Stated goal
Where a line in the listing below contains the word "this", copy that line.

Data entries

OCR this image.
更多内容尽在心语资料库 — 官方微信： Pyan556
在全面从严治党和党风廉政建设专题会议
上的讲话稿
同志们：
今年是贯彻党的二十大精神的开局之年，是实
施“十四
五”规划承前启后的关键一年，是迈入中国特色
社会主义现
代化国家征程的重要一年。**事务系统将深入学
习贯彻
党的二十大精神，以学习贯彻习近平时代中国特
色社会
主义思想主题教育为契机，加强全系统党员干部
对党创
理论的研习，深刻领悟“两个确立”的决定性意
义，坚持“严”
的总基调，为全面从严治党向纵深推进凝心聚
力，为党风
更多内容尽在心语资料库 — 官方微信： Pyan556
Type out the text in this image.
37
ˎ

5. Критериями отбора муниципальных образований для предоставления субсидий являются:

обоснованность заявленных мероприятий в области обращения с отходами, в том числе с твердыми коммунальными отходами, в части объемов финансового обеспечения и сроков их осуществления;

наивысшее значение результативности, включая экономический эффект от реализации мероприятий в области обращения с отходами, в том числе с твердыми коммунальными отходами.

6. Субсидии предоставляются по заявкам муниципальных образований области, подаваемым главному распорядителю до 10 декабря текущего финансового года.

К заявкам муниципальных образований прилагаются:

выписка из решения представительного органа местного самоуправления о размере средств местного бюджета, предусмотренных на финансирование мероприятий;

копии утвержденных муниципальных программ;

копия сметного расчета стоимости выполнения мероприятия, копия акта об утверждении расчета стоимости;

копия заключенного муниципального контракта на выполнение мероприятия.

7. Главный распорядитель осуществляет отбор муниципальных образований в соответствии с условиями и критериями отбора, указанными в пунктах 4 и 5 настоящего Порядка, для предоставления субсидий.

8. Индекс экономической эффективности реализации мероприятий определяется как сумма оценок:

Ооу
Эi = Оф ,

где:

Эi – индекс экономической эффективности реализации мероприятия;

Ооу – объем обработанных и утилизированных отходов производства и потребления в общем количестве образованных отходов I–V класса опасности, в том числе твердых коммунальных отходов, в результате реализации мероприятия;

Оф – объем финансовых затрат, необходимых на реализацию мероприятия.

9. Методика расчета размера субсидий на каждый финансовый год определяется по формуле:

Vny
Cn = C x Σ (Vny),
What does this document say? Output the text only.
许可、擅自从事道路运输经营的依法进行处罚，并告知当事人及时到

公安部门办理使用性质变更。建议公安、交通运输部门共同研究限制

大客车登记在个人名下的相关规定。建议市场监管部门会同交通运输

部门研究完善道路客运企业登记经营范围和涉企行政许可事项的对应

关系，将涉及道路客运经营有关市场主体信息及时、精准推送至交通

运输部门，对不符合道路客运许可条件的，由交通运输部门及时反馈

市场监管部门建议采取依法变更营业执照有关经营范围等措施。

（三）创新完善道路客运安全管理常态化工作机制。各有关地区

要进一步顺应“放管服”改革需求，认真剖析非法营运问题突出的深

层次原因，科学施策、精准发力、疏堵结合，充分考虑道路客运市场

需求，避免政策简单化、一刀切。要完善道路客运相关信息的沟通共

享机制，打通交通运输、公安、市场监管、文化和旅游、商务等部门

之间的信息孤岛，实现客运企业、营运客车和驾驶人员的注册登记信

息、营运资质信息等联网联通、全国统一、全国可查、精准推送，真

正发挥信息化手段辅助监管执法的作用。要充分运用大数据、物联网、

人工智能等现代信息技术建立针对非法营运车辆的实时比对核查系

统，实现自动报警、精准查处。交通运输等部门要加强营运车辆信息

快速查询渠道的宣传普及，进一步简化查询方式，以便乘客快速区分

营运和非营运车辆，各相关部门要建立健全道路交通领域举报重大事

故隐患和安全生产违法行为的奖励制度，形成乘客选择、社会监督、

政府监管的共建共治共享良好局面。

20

Solution below
OCR this image.
Type out the text in this image.
What does this document say? Output the text only.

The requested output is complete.